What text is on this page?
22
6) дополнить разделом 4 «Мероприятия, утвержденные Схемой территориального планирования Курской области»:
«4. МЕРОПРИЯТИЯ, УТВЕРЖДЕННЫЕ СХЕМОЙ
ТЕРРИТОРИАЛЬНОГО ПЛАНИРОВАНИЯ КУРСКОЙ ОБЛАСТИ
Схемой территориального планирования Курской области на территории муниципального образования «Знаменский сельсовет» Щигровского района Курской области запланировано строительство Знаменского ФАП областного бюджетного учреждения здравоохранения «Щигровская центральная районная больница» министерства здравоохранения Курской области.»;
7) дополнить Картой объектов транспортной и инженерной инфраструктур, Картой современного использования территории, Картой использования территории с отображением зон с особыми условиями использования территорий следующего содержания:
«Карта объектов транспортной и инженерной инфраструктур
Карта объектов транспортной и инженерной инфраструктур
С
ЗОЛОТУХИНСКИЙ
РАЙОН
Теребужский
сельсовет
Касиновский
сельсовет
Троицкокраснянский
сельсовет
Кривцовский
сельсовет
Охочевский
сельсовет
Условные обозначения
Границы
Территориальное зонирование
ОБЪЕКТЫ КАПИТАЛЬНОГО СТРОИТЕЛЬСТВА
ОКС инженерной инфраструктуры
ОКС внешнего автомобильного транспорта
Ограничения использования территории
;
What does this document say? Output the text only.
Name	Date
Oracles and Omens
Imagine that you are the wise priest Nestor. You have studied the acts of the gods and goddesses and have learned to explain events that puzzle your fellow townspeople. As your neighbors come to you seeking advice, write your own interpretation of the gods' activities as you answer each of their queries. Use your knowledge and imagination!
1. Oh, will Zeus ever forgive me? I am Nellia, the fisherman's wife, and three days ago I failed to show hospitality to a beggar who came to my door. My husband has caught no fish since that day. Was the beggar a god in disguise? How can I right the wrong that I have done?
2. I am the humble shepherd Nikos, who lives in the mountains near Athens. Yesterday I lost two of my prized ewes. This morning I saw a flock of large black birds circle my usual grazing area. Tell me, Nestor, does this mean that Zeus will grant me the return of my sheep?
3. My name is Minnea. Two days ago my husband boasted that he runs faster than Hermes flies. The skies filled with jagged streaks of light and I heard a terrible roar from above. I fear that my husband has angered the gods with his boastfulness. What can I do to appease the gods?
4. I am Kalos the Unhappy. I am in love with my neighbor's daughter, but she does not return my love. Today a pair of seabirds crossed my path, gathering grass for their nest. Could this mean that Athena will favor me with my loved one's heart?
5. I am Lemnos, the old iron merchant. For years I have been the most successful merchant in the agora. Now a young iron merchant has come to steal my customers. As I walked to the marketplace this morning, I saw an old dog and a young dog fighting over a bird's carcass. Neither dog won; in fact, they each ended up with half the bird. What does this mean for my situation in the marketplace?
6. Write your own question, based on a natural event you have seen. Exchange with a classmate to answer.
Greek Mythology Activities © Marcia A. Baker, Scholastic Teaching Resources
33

--*--

Your goal | Please repeat the listing exactly, with nothing left out.

Response |
What text is on this page?
22
6) дополнить разделом 4 «Мероприятия, утвержденные Схемой территориального планирования Курской области»:
«4. МЕРОПРИЯТИЯ, УТВЕРЖДЕННЫЕ СХЕМОЙ
ТЕРРИТОРИАЛЬНОГО ПЛАНИРОВАНИЯ КУРСКОЙ ОБЛАСТИ
Схемой территориального планирования Курской области на территории муниципального образования «Знаменский сельсовет» Щигровского района Курской области запланировано строительство Знаменского ФАП областного бюджетного учреждения здравоохранения «Щигровская центральная районная больница» министерства здравоохранения Курской области.»;
7) дополнить Картой объектов транспортной и инженерной инфраструктур, Картой современного использования территории, Картой использования территории с отображением зон с особыми условиями использования территорий следующего содержания:
«Карта объектов транспортной и инженерной инфраструктур
Карта объектов транспортной и инженерной инфраструктур
С
ЗОЛОТУХИНСКИЙ
РАЙОН
Теребужский
сельсовет
Касиновский
сельсовет
Троицкокраснянский
сельсовет
Кривцовский
сельсовет
Охочевский
сельсовет
Условные обозначения
Границы
Территориальное зонирование
ОБЪЕКТЫ КАПИТАЛЬНОГО СТРОИТЕЛЬСТВА
ОКС инженерной инфраструктуры
ОКС внешнего автомобильного транспорта
Ограничения использования территории
;
What does this document say? Output the text only.
Name	Date
Oracles and Omens
Imagine that you are the wise priest Nestor. You have studied the acts of the gods and goddesses and have learned to explain events that puzzle your fellow townspeople. As your neighbors come to you seeking advice, write your own interpretation of the gods' activities as you answer each of their queries. Use your knowledge and imagination!
1. Oh, will Zeus ever forgive me? I am Nellia, the fisherman's wife, and three days ago I failed to show hospitality to a beggar who came to my door. My husband has caught no fish since that day. Was the beggar a god in disguise? How can I right the wrong that I have done?
2. I am the humble shepherd Nikos, who lives in the mountains near Athens. Yesterday I lost two of my prized ewes. This morning I saw a flock of large black birds circle my usual grazing area. Tell me, Nestor, does this mean that Zeus will grant me the return of my sheep?
3. My name is Minnea. Two days ago my husband boasted that he runs faster than Hermes flies. The skies filled with jagged streaks of light and I heard a terrible roar from above. I fear that my husband has angered the gods with his boastfulness. What can I do to appease the gods?
4. I am Kalos the Unhappy. I am in love with my neighbor's daughter, but she does not return my love. Today a pair of seabirds crossed my path, gathering grass for their nest. Could this mean that Athena will favor me with my loved one's heart?
5. I am Lemnos, the old iron merchant. For years I have been the most successful merchant in the agora. Now a young iron merchant has come to steal my customers. As I walked to the marketplace this morning, I saw an old dog and a young dog fighting over a bird's carcass. Neither dog won; in fact, they each ended up with half the bird. What does this mean for my situation in the marketplace?
6. Write your own question, based on a natural event you have seen. Exchange with a classmate to answer.
Greek Mythology Activities © Marcia A. Baker, Scholastic Teaching Resources
33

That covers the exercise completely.